## ENTRIES SUPPLIED
+++++
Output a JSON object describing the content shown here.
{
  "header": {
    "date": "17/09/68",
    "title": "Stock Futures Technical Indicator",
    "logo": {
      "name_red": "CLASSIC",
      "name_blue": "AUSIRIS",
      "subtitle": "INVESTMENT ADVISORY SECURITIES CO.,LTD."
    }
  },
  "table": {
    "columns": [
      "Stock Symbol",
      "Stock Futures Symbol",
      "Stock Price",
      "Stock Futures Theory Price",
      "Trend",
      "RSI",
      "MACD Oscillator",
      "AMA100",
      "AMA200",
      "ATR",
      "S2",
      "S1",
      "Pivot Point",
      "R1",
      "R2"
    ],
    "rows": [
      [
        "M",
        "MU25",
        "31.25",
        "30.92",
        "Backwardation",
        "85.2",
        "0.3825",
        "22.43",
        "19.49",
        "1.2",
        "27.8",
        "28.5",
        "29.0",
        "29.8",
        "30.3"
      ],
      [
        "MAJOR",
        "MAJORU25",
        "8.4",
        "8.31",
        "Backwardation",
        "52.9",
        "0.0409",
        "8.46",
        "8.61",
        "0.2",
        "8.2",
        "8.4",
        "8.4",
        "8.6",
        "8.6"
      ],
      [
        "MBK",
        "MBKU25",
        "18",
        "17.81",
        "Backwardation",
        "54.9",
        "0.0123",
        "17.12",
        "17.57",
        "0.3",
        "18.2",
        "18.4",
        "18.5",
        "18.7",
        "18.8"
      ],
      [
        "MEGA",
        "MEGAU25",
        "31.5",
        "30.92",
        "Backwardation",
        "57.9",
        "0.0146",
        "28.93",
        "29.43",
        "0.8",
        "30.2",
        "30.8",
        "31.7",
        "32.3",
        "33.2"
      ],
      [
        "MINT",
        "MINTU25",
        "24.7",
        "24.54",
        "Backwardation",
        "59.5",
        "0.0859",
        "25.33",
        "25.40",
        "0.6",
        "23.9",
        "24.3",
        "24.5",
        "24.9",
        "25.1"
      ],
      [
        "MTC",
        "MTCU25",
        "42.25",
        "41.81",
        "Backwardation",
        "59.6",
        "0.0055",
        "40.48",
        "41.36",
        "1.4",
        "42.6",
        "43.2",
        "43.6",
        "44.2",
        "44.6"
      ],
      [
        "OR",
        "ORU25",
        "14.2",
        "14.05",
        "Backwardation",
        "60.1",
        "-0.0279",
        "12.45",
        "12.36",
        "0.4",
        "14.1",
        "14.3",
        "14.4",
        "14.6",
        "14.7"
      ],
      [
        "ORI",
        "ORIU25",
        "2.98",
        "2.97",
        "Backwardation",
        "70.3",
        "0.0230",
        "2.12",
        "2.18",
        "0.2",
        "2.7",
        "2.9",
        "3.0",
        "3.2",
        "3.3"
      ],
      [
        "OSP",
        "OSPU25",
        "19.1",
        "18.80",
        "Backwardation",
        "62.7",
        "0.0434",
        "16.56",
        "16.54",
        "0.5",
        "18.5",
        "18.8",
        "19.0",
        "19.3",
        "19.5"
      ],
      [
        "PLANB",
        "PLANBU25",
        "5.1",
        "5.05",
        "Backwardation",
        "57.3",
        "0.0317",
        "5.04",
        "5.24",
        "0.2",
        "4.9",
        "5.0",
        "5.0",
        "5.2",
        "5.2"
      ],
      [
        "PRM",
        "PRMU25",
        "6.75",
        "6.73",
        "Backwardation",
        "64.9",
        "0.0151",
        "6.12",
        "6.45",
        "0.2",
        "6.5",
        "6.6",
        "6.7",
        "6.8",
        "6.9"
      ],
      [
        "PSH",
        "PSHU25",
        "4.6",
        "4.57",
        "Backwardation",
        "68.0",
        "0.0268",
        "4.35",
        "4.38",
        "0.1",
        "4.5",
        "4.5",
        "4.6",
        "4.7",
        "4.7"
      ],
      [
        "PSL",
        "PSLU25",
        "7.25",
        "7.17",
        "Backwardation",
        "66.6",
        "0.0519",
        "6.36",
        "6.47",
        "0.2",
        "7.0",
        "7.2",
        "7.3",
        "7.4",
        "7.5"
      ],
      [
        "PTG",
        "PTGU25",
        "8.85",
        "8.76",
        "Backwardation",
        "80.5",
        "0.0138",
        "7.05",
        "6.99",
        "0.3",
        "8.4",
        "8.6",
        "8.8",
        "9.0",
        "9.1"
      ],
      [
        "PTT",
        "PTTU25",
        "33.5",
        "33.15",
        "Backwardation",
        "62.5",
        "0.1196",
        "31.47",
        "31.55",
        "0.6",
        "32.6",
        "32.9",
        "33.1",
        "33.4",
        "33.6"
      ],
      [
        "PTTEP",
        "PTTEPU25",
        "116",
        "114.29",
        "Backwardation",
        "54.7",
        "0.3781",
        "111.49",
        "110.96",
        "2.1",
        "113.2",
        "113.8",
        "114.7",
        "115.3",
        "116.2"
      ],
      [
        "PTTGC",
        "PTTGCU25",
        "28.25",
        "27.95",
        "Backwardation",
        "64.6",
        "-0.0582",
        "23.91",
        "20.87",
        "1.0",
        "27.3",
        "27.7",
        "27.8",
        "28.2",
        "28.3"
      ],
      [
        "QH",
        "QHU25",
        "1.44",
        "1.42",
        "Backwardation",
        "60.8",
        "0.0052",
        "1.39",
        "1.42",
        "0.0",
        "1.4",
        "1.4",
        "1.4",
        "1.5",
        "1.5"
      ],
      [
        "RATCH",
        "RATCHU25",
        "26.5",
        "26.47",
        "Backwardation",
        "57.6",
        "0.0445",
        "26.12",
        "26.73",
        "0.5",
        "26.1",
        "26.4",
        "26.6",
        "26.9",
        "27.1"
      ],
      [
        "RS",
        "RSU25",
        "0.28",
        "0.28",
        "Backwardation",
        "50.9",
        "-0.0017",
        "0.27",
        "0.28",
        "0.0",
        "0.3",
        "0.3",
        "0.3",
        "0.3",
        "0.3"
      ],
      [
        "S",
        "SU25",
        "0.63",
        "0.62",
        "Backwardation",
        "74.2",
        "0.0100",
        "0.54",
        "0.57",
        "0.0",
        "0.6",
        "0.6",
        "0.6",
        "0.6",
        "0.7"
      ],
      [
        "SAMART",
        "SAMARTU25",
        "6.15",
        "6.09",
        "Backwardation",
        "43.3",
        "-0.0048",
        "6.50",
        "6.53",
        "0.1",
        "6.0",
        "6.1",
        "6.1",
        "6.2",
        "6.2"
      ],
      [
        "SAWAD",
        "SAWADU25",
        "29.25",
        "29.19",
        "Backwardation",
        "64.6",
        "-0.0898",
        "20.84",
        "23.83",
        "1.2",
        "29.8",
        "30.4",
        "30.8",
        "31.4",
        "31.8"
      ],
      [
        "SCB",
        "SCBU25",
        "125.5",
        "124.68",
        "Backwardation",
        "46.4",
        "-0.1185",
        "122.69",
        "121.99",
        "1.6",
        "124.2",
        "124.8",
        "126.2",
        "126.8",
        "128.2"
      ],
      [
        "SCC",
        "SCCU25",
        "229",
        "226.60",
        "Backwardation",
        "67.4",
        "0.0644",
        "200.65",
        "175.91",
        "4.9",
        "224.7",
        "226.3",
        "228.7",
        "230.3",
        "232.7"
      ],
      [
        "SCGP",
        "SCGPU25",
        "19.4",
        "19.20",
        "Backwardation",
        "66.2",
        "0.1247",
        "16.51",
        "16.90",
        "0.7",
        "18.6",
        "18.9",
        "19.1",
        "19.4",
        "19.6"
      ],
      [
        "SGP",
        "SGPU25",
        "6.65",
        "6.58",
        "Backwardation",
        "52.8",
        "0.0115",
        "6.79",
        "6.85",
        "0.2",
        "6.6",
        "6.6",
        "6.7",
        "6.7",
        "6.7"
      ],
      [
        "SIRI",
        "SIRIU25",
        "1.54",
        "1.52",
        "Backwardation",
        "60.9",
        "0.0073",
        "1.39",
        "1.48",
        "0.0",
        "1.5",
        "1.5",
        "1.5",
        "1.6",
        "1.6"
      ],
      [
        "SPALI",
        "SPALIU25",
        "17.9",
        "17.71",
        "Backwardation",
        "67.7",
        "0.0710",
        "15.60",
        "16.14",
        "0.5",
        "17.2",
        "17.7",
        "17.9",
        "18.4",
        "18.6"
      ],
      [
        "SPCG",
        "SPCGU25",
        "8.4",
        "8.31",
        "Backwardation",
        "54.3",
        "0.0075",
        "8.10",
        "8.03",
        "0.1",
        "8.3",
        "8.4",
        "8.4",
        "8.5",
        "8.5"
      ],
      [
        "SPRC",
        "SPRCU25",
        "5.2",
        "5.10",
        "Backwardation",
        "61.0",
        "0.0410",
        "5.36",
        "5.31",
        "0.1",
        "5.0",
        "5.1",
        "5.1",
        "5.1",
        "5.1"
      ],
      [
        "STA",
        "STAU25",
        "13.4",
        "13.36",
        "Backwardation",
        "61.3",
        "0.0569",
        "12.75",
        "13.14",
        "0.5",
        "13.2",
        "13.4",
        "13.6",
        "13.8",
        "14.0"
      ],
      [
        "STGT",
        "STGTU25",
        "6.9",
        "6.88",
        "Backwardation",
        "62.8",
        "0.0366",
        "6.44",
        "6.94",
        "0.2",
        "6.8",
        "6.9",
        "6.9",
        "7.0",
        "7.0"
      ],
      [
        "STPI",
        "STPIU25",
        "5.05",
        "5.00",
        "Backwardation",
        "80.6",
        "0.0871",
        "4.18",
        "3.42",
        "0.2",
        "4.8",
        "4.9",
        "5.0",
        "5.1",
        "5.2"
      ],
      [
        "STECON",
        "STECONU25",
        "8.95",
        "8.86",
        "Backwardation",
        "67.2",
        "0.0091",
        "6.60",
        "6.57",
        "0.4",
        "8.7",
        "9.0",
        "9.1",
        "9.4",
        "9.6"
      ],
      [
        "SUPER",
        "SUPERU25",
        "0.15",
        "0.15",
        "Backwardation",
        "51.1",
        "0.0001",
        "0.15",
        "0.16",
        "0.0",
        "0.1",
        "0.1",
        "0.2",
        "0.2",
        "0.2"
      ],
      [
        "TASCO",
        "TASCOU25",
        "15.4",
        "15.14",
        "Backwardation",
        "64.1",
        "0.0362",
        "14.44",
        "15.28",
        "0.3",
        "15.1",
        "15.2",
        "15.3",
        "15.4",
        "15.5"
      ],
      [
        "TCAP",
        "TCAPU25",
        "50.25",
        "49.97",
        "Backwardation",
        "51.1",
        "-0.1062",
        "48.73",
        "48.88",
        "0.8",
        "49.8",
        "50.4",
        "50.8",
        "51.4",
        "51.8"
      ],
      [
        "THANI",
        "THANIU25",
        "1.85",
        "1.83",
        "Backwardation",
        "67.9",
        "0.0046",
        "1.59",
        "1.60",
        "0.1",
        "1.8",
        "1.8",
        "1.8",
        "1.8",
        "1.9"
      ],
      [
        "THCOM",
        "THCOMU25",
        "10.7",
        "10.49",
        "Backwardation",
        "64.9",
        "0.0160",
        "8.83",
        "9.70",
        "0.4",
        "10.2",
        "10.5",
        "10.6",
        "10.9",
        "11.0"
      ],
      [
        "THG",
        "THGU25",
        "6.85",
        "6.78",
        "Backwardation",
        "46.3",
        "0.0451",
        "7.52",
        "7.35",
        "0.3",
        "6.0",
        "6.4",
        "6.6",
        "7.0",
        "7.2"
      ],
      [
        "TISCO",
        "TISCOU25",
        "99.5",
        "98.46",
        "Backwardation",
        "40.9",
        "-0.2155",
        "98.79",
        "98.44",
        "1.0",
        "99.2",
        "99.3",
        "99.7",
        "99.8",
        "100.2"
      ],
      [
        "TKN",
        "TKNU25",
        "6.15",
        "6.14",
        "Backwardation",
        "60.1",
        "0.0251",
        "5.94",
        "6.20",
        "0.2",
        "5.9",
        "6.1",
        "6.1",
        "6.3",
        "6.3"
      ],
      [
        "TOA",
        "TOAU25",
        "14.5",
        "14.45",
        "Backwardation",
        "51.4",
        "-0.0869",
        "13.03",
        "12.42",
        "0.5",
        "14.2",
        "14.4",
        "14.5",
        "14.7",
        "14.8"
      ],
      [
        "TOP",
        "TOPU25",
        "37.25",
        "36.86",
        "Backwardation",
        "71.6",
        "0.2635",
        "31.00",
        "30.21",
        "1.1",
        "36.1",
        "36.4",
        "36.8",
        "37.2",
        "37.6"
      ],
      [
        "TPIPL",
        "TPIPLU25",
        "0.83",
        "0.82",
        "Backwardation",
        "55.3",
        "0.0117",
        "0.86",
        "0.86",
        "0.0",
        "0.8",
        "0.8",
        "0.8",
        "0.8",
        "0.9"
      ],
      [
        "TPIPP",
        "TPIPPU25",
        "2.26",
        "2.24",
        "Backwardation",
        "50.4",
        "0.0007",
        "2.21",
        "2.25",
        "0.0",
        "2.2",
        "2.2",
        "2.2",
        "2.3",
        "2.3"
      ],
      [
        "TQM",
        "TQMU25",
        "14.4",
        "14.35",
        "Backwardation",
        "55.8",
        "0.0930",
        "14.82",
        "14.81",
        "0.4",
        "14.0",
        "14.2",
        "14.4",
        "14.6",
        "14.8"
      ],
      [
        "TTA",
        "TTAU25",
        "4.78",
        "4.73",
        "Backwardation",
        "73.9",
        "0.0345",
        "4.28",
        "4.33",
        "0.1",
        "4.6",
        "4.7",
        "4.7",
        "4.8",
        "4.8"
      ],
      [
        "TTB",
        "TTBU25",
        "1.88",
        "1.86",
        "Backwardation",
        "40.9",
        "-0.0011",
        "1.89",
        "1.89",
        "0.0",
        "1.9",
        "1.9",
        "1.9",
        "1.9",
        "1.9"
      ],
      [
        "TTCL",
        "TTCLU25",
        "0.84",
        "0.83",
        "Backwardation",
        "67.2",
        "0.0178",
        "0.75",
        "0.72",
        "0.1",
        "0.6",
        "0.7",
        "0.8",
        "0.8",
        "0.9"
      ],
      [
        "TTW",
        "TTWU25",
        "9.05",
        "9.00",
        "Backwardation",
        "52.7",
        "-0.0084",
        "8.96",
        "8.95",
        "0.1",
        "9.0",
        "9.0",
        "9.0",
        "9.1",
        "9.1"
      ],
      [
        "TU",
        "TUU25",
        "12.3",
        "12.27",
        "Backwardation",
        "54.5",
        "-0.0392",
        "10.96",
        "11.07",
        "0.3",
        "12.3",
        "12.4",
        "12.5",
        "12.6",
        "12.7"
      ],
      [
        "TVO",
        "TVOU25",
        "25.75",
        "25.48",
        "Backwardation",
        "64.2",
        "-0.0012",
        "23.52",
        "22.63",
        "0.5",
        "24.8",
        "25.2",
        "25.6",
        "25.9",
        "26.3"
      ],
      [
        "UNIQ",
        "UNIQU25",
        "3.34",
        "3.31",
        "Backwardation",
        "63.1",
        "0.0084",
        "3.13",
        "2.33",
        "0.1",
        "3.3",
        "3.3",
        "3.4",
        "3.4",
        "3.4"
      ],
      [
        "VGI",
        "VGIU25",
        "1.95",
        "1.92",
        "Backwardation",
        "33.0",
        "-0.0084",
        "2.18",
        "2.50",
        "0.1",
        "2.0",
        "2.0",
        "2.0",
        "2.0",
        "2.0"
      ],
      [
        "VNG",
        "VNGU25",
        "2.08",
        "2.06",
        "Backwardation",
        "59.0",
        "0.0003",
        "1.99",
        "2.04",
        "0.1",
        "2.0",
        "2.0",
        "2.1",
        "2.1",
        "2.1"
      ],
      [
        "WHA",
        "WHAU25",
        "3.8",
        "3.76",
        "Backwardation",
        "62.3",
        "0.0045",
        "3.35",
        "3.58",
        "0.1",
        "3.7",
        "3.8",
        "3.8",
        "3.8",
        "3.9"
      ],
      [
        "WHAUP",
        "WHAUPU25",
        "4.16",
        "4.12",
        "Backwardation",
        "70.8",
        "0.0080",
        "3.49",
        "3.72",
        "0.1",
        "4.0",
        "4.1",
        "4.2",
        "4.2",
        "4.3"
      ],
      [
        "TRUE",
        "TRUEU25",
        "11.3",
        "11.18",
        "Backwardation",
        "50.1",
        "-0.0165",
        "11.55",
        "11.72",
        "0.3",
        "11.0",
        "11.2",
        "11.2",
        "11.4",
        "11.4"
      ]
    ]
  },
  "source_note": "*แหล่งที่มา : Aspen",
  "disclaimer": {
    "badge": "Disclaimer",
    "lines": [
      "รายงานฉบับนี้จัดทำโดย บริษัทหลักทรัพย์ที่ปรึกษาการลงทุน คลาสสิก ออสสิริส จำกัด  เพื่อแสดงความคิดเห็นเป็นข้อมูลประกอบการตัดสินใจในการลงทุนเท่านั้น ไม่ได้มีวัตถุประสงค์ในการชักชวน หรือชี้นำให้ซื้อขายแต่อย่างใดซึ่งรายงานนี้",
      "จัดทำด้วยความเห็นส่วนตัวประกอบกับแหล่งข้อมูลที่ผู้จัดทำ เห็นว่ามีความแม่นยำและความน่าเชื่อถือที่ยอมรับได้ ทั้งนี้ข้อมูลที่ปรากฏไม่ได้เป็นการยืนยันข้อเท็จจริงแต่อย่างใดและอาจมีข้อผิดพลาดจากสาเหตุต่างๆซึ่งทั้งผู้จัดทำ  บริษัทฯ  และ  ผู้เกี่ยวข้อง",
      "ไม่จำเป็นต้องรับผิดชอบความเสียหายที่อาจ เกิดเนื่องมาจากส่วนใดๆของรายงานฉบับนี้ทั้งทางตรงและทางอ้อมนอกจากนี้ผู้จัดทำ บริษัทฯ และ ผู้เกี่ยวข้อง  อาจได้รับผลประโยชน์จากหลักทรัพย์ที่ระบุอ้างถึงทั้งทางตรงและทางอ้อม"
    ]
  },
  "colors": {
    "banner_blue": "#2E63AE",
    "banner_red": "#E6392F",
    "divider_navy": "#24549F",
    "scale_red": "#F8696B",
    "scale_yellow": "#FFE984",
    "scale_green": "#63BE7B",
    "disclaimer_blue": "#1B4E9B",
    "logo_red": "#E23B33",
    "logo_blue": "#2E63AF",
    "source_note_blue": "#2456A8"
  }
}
+++++
## TASK OBJECTIVE
Which lines contain the word "Stock"? Return each of them.

## SOLUTION
    "title": "Stock Futures Technical Indicator",
      "Stock Symbol",
      "Stock Futures Symbol",
      "Stock Price",
      "Stock Futures Theory Price",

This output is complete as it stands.